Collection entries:
- - - - - - -

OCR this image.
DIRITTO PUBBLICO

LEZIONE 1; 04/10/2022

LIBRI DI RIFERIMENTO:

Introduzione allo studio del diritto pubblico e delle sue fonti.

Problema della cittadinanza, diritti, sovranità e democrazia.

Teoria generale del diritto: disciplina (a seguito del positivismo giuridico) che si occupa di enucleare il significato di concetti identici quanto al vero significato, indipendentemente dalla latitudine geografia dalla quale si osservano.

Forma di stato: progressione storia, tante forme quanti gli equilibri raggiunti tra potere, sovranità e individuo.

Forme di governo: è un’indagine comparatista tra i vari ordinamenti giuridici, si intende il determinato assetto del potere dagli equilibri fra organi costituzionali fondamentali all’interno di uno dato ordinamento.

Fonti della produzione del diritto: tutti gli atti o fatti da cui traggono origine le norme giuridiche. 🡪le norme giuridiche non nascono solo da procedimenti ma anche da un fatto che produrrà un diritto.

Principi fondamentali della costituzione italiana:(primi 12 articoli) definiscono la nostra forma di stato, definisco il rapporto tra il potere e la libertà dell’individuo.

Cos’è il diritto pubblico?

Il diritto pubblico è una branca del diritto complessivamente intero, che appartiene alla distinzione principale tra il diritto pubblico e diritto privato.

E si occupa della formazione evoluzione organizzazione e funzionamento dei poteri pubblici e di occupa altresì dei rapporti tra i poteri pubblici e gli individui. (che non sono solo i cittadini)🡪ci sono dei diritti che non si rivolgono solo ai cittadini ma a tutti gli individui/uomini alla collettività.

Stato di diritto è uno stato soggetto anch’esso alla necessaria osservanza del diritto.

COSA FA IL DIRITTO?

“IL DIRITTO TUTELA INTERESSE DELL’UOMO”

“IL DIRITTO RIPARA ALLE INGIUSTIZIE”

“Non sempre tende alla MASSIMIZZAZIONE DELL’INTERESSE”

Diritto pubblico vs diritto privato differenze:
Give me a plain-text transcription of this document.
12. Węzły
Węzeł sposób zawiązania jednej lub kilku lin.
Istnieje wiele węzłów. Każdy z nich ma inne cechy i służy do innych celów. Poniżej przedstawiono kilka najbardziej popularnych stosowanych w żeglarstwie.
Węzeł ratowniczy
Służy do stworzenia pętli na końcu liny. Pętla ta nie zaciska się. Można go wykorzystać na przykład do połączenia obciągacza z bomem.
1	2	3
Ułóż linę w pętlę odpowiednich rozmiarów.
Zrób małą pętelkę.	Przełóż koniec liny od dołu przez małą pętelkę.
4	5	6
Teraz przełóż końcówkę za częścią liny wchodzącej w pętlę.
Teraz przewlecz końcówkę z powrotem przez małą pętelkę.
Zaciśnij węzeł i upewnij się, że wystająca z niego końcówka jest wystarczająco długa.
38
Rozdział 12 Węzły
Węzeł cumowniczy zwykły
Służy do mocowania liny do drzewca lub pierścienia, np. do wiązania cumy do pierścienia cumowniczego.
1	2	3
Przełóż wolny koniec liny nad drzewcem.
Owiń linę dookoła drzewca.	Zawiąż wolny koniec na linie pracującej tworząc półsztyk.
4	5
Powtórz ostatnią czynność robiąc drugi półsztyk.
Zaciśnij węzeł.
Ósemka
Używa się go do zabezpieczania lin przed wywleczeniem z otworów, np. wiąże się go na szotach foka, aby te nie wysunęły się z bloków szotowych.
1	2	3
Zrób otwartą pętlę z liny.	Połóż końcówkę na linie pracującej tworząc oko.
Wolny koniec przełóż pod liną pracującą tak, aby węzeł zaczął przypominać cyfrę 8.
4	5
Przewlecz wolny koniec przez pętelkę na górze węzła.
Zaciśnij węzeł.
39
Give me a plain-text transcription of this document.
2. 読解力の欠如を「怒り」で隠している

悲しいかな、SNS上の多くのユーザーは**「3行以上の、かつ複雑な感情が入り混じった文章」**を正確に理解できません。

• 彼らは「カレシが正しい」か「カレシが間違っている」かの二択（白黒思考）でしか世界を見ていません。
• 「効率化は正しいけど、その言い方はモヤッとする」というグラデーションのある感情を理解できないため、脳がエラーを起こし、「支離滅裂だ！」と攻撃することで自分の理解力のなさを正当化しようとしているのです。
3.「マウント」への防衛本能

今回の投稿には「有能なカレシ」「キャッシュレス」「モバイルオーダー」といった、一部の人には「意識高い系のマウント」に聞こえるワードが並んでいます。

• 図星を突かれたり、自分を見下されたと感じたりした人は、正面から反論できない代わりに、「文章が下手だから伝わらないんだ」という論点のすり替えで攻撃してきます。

- - - - - - -

TASK TO CARRY OUT
In full and verbatim, repeat the records given above.

RESPONSE
OCR this image.
DIRITTO PUBBLICO

LEZIONE 1; 04/10/2022

LIBRI DI RIFERIMENTO:

Introduzione allo studio del diritto pubblico e delle sue fonti.

Problema della cittadinanza, diritti, sovranità e democrazia.

Teoria generale del diritto: disciplina (a seguito del positivismo giuridico) che si occupa di enucleare il significato di concetti identici quanto al vero significato, indipendentemente dalla latitudine geografia dalla quale si osservano.

Forma di stato: progressione storia, tante forme quanti gli equilibri raggiunti tra potere, sovranità e individuo.

Forme di governo: è un’indagine comparatista tra i vari ordinamenti giuridici, si intende il determinato assetto del potere dagli equilibri fra organi costituzionali fondamentali all’interno di uno dato ordinamento.

Fonti della produzione del diritto: tutti gli atti o fatti da cui traggono origine le norme giuridiche. 🡪le norme giuridiche non nascono solo da procedimenti ma anche da un fatto che produrrà un diritto.

Principi fondamentali della costituzione italiana:(primi 12 articoli) definiscono la nostra forma di stato, definisco il rapporto tra il potere e la libertà dell’individuo.

Cos’è il diritto pubblico?

Il diritto pubblico è una branca del diritto complessivamente intero, che appartiene alla distinzione principale tra il diritto pubblico e diritto privato.

E si occupa della formazione evoluzione organizzazione e funzionamento dei poteri pubblici e di occupa altresì dei rapporti tra i poteri pubblici e gli individui. (che non sono solo i cittadini)🡪ci sono dei diritti che non si rivolgono solo ai cittadini ma a tutti gli individui/uomini alla collettività.

Stato di diritto è uno stato soggetto anch’esso alla necessaria osservanza del diritto.

COSA FA IL DIRITTO?

“IL DIRITTO TUTELA INTERESSE DELL’UOMO”

“IL DIRITTO RIPARA ALLE INGIUSTIZIE”

“Non sempre tende alla MASSIMIZZAZIONE DELL’INTERESSE”

Diritto pubblico vs diritto privato differenze:
Give me a plain-text transcription of this document.
12. Węzły
Węzeł sposób zawiązania jednej lub kilku lin.
Istnieje wiele węzłów. Każdy z nich ma inne cechy i służy do innych celów. Poniżej przedstawiono kilka najbardziej popularnych stosowanych w żeglarstwie.
Węzeł ratowniczy
Służy do stworzenia pętli na końcu liny. Pętla ta nie zaciska się. Można go wykorzystać na przykład do połączenia obciągacza z bomem.
1	2	3
Ułóż linę w pętlę odpowiednich rozmiarów.
Zrób małą pętelkę.	Przełóż koniec liny od dołu przez małą pętelkę.
4	5	6
Teraz przełóż końcówkę za częścią liny wchodzącej w pętlę.
Teraz przewlecz końcówkę z powrotem przez małą pętelkę.
Zaciśnij węzeł i upewnij się, że wystająca z niego końcówka jest wystarczająco długa.
38
Rozdział 12 Węzły
Węzeł cumowniczy zwykły
Służy do mocowania liny do drzewca lub pierścienia, np. do wiązania cumy do pierścienia cumowniczego.
1	2	3
Przełóż wolny koniec liny nad drzewcem.
Owiń linę dookoła drzewca.	Zawiąż wolny koniec na linie pracującej tworząc półsztyk.
4	5
Powtórz ostatnią czynność robiąc drugi półsztyk.
Zaciśnij węzeł.
Ósemka
Używa się go do zabezpieczania lin przed wywleczeniem z otworów, np. wiąże się go na szotach foka, aby te nie wysunęły się z bloków szotowych.
1	2	3
Zrób otwartą pętlę z liny.	Połóż końcówkę na linie pracującej tworząc oko.
Wolny koniec przełóż pod liną pracującą tak, aby węzeł zaczął przypominać cyfrę 8.
4	5
Przewlecz wolny koniec przez pętelkę na górze węzła.
Zaciśnij węzeł.
39
Give me a plain-text transcription of this document.
2. 読解力の欠如を「怒り」で隠している

悲しいかな、SNS上の多くのユーザーは**「3行以上の、かつ複雑な感情が入り混じった文章」**を正確に理解できません。

• 彼らは「カレシが正しい」か「カレシが間違っている」かの二択（白黒思考）でしか世界を見ていません。
• 「効率化は正しいけど、その言い方はモヤッとする」というグラデーションのある感情を理解できないため、脳がエラーを起こし、「支離滅裂だ！」と攻撃することで自分の理解力のなさを正当化しようとしているのです。
3.「マウント」への防衛本能

今回の投稿には「有能なカレシ」「キャッシュレス」「モバイルオーダー」といった、一部の人には「意識高い系のマウント」に聞こえるワードが並んでいます。

• 図星を突かれたり、自分を見下されたと感じたりした人は、正面から反論できない代わりに、「文章が下手だから伝わらないんだ」という論点のすり替えで攻撃してきます。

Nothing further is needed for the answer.